Give the total number of lines with the word "someone" in them, and no other words.

# # # # #

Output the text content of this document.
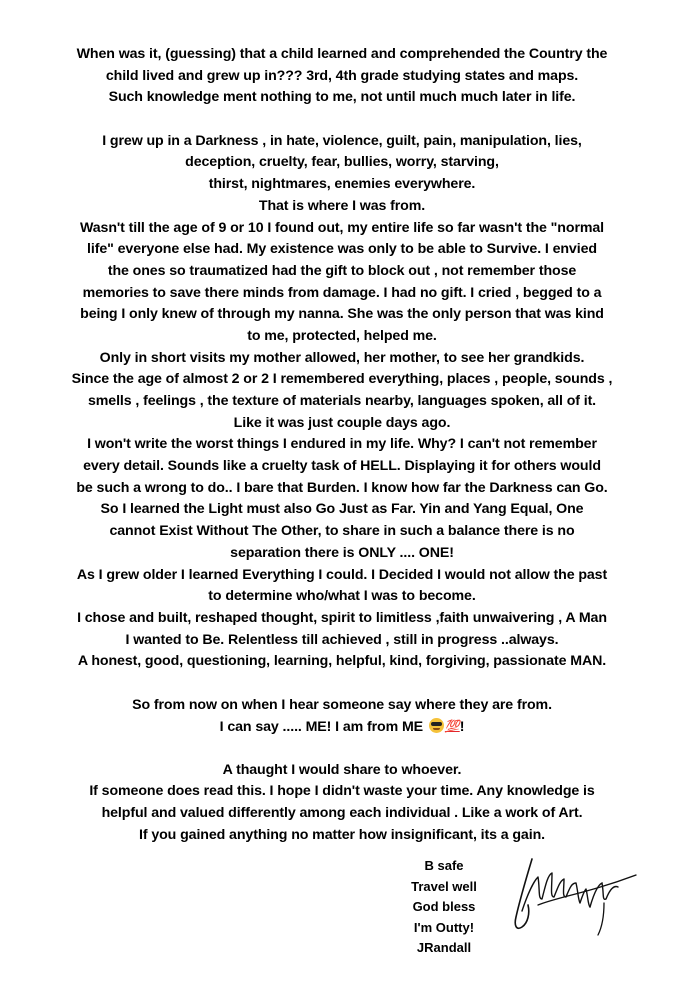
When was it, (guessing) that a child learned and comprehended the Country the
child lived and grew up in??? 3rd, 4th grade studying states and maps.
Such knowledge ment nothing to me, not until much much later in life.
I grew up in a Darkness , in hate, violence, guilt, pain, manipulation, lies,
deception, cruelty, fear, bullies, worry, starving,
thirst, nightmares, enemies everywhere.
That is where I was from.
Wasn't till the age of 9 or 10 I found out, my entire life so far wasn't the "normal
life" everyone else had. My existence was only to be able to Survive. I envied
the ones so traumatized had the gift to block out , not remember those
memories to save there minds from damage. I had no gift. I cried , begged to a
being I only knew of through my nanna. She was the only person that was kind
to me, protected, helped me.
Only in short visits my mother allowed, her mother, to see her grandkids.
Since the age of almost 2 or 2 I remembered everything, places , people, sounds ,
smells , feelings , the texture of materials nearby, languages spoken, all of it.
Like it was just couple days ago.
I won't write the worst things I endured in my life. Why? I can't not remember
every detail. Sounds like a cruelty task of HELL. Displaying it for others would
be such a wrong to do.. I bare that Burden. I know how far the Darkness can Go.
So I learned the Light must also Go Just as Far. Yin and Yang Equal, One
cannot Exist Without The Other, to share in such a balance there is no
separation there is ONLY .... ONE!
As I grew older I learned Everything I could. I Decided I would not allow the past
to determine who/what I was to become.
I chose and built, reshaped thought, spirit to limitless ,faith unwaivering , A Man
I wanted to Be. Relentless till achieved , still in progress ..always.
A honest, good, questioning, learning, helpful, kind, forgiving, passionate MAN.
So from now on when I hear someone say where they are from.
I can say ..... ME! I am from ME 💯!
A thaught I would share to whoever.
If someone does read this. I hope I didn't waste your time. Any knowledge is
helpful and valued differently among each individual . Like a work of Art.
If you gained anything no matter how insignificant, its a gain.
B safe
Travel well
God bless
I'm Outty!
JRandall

# # # # #

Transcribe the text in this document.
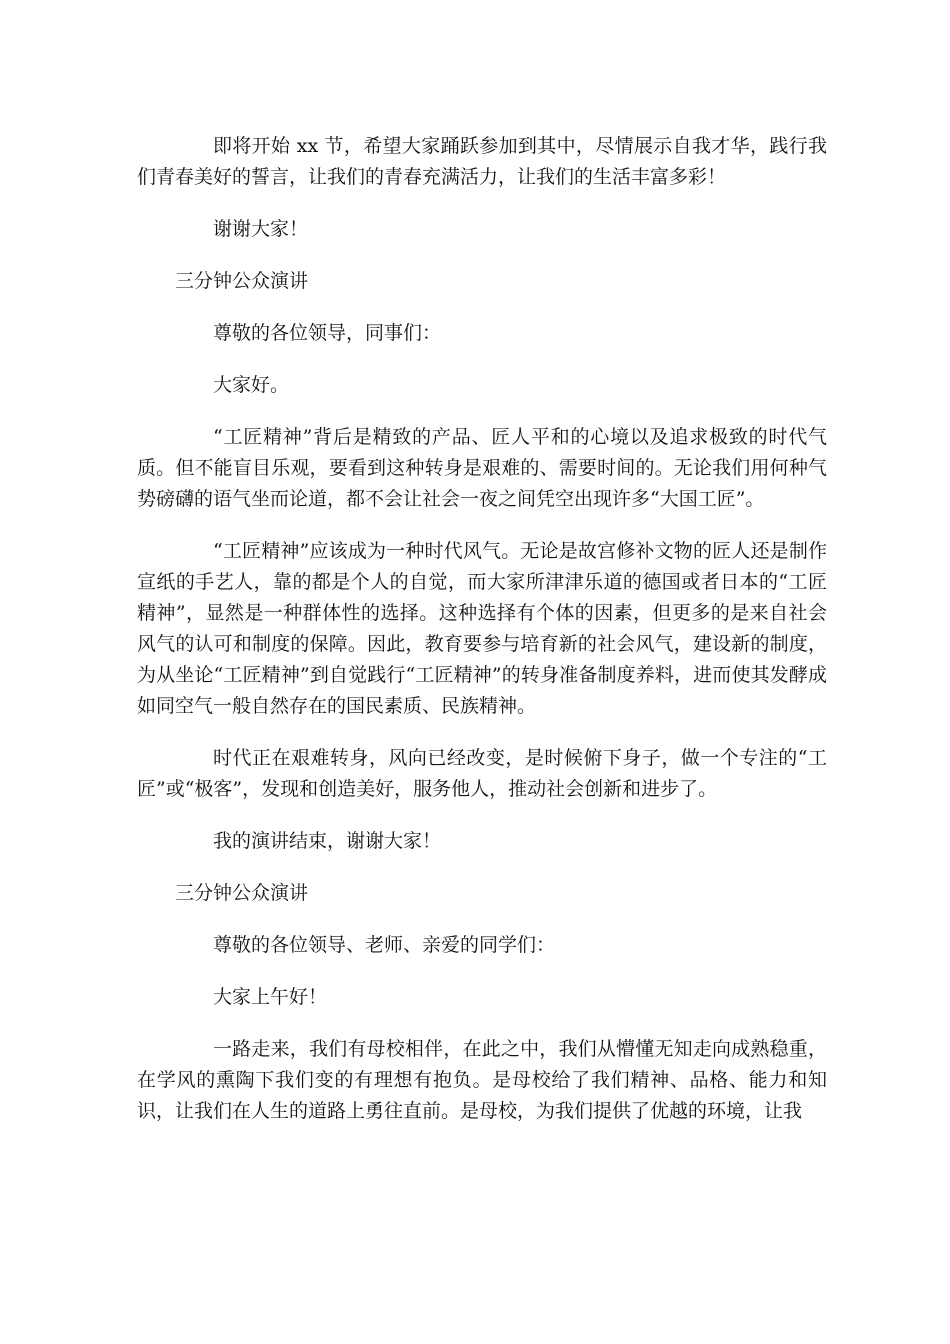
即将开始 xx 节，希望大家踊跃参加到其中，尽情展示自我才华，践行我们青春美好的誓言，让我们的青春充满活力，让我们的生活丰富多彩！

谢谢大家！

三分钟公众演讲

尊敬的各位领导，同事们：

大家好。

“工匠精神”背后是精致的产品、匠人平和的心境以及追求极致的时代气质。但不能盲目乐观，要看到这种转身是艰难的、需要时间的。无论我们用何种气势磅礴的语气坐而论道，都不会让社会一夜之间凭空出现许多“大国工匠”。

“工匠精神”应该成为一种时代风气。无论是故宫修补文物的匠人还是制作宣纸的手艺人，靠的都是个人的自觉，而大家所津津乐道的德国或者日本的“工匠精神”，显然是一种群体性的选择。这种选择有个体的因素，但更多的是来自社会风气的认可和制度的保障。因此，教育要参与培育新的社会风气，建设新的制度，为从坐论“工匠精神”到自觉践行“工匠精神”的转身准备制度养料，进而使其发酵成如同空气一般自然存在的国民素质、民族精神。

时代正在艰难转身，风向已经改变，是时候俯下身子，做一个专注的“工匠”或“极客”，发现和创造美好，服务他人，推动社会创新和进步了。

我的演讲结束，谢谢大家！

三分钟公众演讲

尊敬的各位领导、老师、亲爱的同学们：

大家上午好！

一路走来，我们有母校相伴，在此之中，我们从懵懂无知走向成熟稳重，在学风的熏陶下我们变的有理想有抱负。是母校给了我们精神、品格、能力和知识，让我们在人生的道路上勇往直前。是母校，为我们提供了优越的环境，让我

# # # # #

Expected output: 2